-- TASK ITEM --
Return every line from the records below in which the word "cells" is found.

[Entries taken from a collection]
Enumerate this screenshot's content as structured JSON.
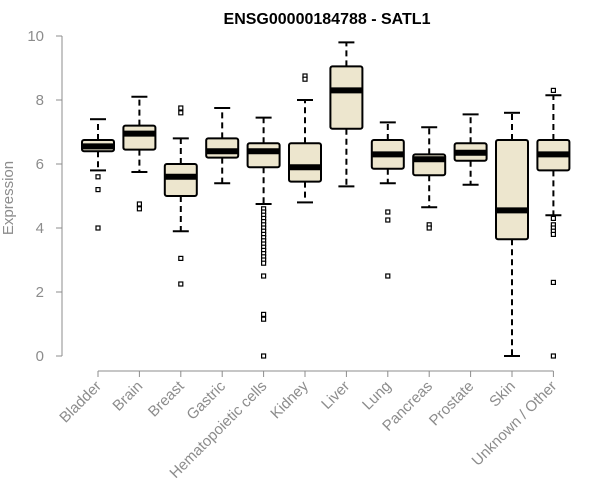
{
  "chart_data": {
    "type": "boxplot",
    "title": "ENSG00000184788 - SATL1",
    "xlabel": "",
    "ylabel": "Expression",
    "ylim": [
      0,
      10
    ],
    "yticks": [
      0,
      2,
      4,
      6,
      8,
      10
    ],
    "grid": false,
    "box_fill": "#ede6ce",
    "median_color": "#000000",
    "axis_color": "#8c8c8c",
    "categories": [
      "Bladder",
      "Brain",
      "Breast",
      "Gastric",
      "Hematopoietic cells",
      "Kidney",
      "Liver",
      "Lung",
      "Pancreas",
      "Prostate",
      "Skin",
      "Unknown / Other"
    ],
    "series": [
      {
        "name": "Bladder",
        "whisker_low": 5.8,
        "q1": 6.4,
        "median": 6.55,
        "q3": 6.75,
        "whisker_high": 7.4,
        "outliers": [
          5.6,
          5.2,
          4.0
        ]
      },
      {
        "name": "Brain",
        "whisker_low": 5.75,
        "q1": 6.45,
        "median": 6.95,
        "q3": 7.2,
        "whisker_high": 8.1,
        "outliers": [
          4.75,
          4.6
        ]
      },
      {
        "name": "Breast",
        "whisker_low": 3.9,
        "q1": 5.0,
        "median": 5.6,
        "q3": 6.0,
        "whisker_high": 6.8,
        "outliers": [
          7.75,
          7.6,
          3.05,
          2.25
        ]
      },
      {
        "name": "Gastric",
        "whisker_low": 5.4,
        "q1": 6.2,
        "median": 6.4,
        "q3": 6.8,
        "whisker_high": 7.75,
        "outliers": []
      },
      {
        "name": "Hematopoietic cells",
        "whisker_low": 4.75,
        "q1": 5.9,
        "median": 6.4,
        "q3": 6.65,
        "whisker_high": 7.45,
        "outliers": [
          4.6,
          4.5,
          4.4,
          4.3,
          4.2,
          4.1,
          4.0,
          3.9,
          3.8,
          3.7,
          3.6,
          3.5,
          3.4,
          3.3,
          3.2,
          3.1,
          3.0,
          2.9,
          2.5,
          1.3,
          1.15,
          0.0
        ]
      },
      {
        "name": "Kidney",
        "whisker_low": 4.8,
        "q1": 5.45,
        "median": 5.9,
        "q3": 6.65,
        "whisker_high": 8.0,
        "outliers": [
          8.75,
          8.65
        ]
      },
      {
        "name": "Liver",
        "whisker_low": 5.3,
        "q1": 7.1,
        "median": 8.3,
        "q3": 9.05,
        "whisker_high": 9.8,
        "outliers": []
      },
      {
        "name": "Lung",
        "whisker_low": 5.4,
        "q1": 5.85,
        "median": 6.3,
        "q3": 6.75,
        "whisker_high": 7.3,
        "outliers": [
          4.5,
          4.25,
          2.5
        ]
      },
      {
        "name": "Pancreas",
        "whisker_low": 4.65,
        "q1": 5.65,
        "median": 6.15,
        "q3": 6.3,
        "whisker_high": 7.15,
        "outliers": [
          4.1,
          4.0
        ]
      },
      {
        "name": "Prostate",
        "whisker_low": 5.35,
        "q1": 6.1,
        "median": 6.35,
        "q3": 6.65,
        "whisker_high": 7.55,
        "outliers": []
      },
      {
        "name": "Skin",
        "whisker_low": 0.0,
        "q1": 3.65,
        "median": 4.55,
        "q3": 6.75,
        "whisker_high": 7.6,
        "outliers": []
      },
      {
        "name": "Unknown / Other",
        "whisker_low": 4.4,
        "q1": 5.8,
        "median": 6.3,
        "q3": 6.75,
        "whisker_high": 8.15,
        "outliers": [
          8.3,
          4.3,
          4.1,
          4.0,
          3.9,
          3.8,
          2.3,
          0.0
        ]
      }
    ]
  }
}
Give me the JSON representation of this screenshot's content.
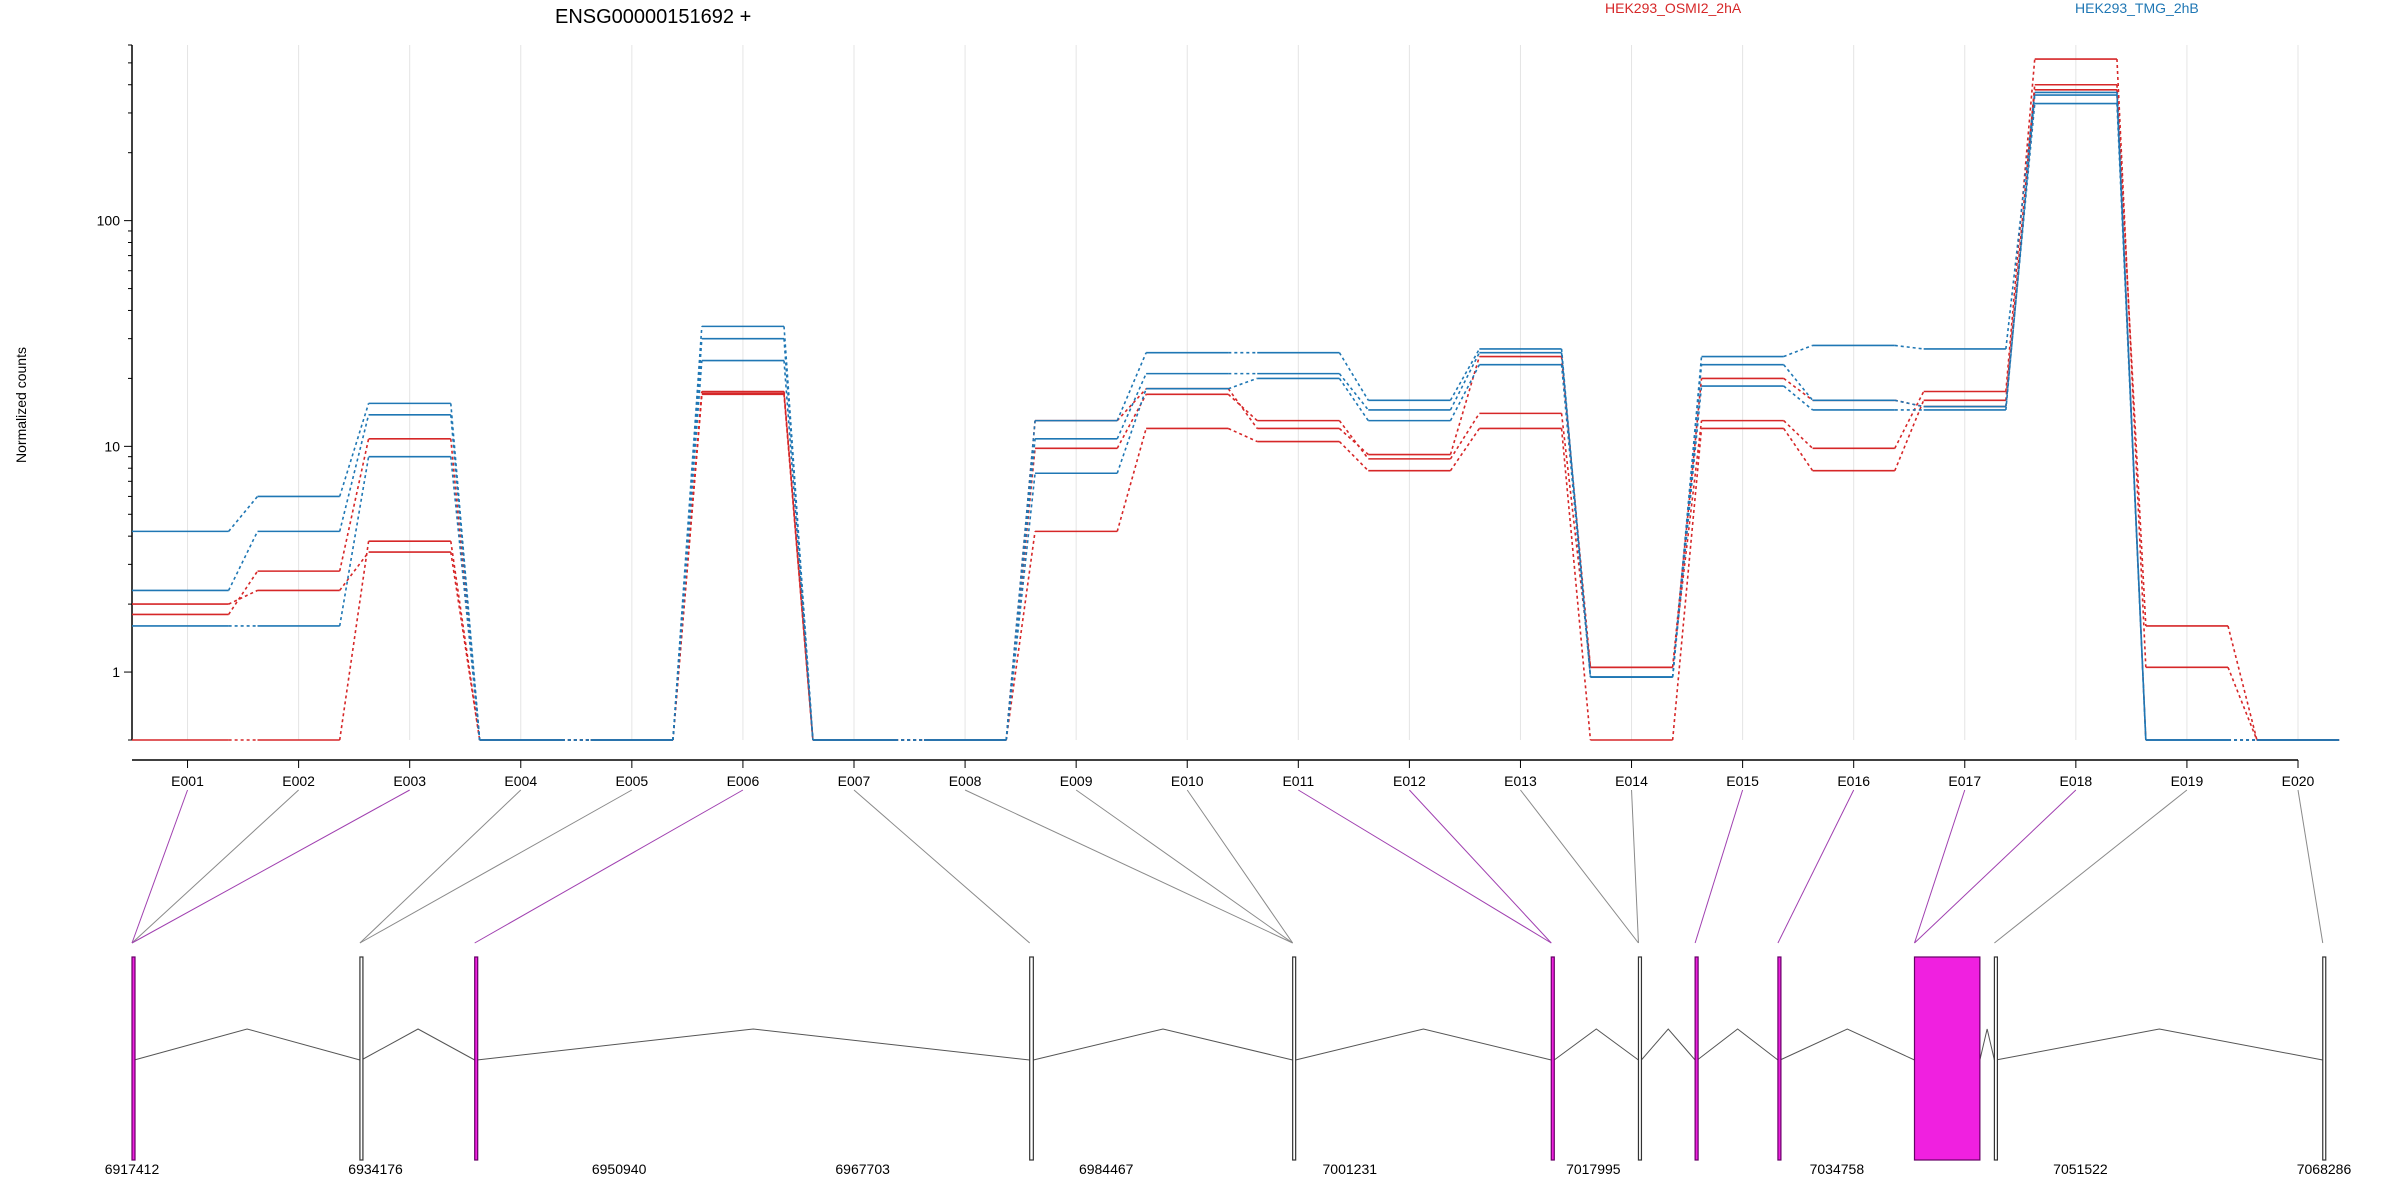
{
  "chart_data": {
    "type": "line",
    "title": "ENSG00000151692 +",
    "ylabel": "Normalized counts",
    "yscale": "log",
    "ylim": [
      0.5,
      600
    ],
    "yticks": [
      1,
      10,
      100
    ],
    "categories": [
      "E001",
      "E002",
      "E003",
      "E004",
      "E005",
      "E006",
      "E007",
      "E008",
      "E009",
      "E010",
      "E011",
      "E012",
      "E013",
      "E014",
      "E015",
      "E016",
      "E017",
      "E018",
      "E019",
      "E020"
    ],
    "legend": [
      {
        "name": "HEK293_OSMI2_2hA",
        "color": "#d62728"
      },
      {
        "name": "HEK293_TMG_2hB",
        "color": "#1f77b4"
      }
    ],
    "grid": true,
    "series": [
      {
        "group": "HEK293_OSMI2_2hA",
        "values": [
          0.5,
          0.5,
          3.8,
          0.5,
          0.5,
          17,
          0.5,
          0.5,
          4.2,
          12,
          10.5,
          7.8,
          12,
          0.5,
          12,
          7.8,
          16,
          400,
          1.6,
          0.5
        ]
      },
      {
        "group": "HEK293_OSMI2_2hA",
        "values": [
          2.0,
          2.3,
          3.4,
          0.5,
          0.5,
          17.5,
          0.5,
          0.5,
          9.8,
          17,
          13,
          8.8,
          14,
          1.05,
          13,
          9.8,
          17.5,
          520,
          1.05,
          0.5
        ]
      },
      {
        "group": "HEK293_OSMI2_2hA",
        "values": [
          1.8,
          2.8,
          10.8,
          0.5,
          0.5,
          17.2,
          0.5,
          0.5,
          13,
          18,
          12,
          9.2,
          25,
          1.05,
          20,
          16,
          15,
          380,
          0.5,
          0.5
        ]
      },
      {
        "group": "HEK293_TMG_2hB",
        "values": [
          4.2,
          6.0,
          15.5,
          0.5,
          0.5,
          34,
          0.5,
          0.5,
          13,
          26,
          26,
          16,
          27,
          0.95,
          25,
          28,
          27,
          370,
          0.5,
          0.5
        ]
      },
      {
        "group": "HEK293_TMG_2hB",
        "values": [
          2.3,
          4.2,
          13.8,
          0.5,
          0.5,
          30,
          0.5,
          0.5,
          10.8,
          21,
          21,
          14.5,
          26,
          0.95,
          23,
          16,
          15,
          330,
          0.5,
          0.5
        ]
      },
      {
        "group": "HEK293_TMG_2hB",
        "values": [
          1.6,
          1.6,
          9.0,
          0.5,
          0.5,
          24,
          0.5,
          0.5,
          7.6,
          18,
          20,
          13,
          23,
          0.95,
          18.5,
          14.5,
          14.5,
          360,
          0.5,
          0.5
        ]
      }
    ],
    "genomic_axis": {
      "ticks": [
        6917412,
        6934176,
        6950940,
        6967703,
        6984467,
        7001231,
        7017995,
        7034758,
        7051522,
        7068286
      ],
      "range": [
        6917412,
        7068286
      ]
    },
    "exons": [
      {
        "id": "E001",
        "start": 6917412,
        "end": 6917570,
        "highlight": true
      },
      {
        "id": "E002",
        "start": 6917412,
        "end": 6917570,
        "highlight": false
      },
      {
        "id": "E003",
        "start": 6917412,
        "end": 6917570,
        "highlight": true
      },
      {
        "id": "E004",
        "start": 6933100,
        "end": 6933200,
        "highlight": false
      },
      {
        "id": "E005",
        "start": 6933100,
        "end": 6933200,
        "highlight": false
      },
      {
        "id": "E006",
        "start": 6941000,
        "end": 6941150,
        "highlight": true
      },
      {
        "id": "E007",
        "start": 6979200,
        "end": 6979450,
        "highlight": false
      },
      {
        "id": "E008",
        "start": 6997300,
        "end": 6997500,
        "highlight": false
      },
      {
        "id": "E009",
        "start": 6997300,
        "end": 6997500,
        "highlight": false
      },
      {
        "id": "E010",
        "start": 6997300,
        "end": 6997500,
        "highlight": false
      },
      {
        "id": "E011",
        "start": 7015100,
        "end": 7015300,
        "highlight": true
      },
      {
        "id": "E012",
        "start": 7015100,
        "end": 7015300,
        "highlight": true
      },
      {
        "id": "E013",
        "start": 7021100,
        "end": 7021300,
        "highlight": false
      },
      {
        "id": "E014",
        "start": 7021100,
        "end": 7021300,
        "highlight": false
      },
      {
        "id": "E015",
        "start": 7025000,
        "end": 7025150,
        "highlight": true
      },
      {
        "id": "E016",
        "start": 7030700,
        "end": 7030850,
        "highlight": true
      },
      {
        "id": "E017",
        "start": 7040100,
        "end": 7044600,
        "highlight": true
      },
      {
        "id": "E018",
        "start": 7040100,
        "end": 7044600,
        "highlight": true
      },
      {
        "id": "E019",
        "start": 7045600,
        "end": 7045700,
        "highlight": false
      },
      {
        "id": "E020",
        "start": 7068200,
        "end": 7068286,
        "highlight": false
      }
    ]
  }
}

-- FINAL ANSWER --
      "Hematopoietic cells",
        "name": "Hematopoietic cells",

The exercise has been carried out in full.